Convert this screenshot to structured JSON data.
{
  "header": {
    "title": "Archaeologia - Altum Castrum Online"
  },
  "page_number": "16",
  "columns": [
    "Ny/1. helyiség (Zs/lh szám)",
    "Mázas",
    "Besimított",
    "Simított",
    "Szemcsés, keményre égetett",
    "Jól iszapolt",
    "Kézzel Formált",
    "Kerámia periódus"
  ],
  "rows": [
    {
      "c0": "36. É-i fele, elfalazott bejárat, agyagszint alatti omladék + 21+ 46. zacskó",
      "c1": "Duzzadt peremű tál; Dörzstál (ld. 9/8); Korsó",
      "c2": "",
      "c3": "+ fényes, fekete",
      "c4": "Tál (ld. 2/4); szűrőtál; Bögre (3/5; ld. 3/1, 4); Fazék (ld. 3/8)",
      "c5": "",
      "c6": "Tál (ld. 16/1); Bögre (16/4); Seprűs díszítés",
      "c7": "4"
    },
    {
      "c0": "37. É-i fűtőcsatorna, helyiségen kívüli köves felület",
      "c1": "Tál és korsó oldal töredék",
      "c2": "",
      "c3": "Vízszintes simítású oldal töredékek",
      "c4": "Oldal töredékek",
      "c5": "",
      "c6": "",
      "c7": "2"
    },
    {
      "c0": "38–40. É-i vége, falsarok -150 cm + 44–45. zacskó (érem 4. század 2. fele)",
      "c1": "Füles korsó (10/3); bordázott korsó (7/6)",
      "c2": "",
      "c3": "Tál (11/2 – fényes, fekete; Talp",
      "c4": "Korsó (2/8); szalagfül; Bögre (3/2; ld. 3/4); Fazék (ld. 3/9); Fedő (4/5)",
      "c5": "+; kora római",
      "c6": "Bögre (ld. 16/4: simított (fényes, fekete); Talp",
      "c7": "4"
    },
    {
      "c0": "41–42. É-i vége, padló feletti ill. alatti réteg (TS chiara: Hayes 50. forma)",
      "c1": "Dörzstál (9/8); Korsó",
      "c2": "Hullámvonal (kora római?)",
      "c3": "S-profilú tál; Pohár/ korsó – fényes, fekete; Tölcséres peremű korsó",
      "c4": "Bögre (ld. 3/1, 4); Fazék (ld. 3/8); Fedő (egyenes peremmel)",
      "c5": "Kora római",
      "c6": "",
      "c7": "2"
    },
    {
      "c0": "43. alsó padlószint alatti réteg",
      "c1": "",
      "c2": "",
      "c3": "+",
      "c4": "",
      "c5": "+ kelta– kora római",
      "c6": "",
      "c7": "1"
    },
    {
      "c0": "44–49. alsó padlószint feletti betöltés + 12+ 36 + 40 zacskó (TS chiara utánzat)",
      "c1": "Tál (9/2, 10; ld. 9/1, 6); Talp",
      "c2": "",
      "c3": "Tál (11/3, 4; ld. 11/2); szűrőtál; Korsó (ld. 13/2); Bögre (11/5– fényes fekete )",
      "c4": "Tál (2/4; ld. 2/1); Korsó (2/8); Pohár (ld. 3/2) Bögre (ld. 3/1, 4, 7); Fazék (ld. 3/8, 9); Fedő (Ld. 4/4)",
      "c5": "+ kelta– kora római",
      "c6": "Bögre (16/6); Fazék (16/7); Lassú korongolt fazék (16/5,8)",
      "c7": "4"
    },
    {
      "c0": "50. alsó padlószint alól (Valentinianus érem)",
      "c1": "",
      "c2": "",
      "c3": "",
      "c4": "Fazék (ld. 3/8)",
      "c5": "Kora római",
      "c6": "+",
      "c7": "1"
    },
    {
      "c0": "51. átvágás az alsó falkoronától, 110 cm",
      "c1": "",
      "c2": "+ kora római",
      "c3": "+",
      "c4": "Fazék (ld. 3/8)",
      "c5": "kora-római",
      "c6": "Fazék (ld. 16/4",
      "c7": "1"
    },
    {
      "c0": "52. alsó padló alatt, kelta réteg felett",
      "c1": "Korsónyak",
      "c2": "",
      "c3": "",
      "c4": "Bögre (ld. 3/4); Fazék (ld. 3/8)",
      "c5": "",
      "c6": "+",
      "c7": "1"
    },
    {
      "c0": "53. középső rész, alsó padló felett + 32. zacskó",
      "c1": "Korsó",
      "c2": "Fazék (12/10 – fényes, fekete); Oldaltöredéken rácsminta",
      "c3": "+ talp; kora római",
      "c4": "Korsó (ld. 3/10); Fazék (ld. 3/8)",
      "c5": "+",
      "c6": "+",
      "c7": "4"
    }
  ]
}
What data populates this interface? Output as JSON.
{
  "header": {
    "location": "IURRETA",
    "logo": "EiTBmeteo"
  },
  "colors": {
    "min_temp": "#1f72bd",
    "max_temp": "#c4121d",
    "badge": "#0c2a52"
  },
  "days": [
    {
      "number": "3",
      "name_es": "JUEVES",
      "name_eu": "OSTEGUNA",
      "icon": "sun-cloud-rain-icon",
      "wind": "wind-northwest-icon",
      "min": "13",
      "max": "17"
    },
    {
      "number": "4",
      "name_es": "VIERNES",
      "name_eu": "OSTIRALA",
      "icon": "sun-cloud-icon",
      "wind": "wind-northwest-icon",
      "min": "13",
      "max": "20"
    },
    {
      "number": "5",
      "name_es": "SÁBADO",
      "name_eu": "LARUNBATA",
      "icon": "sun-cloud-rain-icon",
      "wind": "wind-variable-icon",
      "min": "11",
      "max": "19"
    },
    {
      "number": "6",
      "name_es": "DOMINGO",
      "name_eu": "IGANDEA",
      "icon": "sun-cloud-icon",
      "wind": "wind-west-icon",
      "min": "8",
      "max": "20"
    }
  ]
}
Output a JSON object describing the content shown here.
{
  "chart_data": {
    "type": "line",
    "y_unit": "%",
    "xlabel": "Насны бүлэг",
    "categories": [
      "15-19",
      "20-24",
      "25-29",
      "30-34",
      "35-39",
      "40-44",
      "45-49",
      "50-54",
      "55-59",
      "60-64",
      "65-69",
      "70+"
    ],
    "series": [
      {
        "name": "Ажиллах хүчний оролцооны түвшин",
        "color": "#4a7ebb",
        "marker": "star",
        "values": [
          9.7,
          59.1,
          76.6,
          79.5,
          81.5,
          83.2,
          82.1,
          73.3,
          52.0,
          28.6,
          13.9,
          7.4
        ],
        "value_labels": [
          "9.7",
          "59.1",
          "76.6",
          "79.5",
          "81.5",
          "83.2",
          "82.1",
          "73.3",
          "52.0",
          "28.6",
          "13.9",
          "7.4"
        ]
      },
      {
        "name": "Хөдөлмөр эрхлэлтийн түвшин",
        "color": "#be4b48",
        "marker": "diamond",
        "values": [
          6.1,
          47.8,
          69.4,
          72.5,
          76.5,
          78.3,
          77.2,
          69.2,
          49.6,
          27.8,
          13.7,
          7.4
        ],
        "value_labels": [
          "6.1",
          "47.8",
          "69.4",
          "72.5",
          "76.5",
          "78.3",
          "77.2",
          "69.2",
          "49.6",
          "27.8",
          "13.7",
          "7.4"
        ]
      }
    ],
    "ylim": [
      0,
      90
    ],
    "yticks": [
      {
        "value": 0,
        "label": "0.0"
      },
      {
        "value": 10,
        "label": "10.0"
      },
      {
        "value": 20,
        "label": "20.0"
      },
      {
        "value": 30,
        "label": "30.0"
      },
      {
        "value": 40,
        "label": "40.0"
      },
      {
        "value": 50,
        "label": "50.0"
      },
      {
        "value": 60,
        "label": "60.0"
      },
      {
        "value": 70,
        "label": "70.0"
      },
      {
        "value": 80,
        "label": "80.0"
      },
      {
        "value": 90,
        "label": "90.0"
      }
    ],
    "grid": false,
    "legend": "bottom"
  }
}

Prompt
Each line that has the word "түвшин" should be copied.

Exercise result
        "name": "Ажиллах хүчний оролцооны түвшин",
        "name": "Хөдөлмөр эрхлэлтийн түвшин",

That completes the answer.